**Your instructions**
Check the listing below line by line and report how many lines hold "this", with no other words.

**Exercise material**
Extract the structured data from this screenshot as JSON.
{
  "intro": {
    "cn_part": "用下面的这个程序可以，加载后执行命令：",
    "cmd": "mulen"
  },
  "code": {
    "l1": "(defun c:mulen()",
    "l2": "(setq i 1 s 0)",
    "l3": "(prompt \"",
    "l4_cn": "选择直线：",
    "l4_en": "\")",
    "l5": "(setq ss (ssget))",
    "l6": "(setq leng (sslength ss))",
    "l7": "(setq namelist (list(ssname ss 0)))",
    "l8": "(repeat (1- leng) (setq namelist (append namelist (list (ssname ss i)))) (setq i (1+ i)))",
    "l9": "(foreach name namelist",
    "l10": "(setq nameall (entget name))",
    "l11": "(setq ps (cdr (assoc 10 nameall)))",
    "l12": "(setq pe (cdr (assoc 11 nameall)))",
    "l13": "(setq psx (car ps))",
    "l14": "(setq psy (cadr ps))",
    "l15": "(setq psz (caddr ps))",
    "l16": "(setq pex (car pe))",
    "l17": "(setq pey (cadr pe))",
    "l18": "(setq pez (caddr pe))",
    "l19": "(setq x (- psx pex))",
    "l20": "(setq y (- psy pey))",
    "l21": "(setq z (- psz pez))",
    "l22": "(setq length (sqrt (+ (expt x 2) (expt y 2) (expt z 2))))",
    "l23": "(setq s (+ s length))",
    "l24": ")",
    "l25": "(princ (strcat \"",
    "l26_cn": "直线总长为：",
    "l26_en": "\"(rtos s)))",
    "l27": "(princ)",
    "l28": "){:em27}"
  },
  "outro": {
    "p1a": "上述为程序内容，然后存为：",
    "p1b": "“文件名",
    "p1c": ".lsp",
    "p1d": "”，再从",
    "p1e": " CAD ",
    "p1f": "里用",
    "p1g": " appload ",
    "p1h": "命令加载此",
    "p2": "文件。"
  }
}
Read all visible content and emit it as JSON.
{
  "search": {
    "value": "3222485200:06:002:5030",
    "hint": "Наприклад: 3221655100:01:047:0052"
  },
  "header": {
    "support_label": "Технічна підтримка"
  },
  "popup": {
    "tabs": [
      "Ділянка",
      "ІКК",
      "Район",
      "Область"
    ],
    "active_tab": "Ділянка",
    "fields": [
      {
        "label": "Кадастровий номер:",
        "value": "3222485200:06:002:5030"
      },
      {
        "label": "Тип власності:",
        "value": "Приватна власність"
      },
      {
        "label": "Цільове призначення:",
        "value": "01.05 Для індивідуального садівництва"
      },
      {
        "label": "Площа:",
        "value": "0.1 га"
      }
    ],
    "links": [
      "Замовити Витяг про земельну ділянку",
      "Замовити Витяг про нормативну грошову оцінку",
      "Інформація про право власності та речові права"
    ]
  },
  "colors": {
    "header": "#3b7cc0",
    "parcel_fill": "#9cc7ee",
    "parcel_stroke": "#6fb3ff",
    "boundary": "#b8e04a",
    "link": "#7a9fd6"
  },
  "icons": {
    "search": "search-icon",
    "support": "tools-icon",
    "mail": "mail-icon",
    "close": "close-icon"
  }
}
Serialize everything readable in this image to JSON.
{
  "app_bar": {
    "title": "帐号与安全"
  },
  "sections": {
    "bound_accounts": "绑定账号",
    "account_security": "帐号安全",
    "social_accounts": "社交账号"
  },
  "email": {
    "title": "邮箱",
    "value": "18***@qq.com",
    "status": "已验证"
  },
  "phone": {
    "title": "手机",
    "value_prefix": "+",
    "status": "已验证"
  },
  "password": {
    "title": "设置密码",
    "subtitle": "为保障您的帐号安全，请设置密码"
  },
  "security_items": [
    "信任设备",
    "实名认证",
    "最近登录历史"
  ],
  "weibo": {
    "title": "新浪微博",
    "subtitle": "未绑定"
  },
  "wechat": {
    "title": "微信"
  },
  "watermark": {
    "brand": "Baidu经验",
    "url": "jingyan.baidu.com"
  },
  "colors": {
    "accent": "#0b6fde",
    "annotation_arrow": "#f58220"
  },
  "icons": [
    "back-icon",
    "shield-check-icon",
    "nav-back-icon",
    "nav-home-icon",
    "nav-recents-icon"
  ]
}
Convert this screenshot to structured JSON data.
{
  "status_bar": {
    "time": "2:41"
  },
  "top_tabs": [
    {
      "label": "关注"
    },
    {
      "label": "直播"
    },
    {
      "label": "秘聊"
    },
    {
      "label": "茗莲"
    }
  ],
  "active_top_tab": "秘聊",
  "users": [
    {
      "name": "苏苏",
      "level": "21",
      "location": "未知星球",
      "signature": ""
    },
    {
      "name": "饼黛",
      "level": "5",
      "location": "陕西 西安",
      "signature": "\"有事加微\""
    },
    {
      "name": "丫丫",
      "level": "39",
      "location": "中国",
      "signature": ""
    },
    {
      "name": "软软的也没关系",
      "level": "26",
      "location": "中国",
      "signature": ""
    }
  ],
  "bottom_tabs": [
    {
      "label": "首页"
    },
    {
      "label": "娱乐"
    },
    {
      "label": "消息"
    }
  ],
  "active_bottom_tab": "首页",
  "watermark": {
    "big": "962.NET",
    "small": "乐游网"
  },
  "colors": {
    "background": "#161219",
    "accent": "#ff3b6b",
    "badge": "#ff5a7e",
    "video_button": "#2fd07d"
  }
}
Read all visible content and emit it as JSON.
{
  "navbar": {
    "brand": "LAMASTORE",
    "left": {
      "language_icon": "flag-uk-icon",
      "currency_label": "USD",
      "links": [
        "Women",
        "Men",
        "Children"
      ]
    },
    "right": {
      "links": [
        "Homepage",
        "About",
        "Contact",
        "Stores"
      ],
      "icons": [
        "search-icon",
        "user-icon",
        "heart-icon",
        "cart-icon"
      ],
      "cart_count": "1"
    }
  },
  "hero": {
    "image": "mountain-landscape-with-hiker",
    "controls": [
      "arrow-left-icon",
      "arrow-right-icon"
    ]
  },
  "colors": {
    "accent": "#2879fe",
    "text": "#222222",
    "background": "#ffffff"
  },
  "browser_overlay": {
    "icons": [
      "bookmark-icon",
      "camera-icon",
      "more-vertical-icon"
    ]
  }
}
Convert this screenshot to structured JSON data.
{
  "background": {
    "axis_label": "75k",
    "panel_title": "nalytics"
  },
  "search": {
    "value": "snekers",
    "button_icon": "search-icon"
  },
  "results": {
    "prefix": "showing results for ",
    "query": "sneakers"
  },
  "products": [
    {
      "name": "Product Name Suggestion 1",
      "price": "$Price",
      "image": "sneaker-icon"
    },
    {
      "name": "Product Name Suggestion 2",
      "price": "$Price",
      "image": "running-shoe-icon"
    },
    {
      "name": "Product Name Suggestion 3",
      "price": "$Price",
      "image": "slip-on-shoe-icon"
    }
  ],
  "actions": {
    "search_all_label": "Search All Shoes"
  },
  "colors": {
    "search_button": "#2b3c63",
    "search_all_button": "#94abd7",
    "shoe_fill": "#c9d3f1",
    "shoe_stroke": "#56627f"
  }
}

**Result below**
4